Every line below that contains "this" is to be copied.
═════ Records to use
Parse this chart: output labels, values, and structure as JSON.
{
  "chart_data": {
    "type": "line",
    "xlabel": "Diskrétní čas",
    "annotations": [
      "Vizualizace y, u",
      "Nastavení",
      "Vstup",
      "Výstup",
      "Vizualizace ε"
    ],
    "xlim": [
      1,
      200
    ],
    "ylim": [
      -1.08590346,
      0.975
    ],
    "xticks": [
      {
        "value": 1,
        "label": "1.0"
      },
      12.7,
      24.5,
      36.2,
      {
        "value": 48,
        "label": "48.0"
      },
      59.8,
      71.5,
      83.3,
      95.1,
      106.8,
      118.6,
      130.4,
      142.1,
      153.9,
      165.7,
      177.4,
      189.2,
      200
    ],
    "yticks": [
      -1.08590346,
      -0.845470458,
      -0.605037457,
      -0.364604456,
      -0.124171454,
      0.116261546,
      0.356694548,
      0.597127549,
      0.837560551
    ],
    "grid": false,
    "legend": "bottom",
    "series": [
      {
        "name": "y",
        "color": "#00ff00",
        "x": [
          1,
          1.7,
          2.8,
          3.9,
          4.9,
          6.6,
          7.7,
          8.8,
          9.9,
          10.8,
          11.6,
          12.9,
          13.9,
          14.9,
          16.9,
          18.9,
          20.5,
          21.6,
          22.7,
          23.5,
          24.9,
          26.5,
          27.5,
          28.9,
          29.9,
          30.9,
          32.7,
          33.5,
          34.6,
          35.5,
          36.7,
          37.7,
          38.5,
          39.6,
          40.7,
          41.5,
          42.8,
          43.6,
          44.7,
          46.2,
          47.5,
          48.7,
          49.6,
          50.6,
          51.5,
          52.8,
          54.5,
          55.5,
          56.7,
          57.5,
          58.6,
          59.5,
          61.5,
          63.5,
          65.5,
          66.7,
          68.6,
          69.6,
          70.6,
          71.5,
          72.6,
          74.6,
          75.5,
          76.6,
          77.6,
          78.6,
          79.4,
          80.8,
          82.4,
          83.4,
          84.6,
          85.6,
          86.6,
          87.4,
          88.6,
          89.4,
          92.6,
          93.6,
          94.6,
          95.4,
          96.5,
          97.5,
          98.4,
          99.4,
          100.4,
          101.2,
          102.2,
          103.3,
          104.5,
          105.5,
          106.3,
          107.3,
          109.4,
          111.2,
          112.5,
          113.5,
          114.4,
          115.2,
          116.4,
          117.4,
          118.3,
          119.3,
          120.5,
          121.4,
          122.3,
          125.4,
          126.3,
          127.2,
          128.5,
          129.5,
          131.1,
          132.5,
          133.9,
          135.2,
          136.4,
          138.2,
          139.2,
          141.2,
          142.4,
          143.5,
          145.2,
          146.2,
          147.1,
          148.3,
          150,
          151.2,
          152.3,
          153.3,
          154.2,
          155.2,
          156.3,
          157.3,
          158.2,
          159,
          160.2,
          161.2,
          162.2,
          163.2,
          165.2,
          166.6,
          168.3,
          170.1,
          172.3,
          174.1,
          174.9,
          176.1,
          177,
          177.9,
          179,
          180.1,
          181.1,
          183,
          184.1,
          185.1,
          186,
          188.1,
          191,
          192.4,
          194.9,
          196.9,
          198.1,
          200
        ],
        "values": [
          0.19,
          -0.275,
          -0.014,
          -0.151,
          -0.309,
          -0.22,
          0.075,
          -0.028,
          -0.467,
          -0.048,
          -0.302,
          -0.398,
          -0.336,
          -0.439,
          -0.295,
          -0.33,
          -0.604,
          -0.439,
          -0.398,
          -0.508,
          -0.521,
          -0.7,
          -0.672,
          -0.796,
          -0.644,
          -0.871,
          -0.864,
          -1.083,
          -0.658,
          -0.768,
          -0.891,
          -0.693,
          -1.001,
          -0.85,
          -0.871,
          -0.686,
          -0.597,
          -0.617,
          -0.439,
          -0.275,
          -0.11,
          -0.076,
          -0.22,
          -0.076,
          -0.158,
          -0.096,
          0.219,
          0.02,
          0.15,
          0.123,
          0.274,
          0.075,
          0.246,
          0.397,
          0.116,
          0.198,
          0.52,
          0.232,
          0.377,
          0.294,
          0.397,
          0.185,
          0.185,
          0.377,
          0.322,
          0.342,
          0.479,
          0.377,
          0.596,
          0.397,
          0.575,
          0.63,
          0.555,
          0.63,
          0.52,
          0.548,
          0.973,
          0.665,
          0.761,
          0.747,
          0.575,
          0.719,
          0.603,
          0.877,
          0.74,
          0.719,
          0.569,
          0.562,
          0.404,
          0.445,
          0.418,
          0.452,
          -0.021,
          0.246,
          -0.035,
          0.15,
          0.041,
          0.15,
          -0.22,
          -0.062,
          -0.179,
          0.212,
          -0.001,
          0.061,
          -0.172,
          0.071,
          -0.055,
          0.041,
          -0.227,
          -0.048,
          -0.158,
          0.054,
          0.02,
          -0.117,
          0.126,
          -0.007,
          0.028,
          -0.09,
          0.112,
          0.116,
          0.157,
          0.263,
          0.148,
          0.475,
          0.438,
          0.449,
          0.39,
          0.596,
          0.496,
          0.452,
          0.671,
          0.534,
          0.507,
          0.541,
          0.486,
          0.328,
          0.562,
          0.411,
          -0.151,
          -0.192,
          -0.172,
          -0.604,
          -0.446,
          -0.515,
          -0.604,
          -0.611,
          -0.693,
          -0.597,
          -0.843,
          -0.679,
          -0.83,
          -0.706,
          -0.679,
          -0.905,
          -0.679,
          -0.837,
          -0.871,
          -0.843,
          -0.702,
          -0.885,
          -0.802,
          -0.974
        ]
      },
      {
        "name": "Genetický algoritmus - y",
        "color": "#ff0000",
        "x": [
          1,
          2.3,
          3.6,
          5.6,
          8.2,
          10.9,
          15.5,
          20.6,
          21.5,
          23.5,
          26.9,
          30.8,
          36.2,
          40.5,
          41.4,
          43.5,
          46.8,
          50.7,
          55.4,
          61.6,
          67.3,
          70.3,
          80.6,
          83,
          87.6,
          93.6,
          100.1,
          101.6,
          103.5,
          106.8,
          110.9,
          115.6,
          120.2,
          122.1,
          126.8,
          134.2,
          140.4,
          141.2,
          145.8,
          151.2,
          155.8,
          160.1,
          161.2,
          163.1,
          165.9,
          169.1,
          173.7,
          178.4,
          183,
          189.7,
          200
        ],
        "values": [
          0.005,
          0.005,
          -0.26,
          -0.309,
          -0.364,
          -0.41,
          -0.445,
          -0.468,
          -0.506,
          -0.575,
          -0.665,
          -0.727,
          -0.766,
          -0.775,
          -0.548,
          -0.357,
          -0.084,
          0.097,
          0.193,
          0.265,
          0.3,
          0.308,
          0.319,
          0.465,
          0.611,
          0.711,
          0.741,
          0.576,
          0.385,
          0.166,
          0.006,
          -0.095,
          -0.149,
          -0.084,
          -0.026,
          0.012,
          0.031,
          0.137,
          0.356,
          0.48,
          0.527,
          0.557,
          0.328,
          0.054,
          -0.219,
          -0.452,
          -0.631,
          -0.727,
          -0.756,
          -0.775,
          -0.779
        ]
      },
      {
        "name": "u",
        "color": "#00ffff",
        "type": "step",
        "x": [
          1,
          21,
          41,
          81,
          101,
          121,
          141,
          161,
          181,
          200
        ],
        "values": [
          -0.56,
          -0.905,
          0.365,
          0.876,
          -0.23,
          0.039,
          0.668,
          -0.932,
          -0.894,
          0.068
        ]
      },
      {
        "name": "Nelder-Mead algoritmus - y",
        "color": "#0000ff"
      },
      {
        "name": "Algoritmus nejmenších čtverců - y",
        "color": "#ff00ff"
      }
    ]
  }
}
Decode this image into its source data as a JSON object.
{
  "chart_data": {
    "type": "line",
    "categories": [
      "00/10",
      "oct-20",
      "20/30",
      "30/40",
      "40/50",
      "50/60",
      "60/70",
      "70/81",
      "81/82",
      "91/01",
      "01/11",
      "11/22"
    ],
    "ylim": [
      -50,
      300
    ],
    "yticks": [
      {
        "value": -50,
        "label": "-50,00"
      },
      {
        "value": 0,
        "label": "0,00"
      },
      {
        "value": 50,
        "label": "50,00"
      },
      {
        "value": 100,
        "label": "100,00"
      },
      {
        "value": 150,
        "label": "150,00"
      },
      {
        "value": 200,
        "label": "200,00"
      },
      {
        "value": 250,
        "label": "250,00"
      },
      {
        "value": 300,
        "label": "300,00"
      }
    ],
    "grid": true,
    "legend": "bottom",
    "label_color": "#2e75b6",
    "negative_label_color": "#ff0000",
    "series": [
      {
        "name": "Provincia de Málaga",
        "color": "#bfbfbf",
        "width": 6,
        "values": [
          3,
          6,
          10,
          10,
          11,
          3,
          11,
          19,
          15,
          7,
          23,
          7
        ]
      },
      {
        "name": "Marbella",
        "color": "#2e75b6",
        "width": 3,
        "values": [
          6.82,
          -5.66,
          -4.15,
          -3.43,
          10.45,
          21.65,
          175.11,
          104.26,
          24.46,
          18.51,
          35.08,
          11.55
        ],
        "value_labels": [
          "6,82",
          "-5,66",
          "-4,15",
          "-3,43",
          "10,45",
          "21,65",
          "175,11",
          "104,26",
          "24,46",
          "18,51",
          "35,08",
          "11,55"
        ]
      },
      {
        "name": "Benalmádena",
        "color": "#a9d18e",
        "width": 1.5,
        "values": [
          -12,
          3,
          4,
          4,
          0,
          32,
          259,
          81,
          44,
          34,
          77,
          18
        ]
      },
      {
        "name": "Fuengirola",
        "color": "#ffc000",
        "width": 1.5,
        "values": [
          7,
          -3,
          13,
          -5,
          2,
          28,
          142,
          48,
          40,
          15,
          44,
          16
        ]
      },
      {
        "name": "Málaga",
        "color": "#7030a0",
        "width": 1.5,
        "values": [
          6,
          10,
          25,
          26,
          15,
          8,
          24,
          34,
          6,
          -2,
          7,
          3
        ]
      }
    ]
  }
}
══════════
■ **Correct answer**
Parse this chart: output labels, values, and structure as JSON.
Decode this image into its source data as a JSON object.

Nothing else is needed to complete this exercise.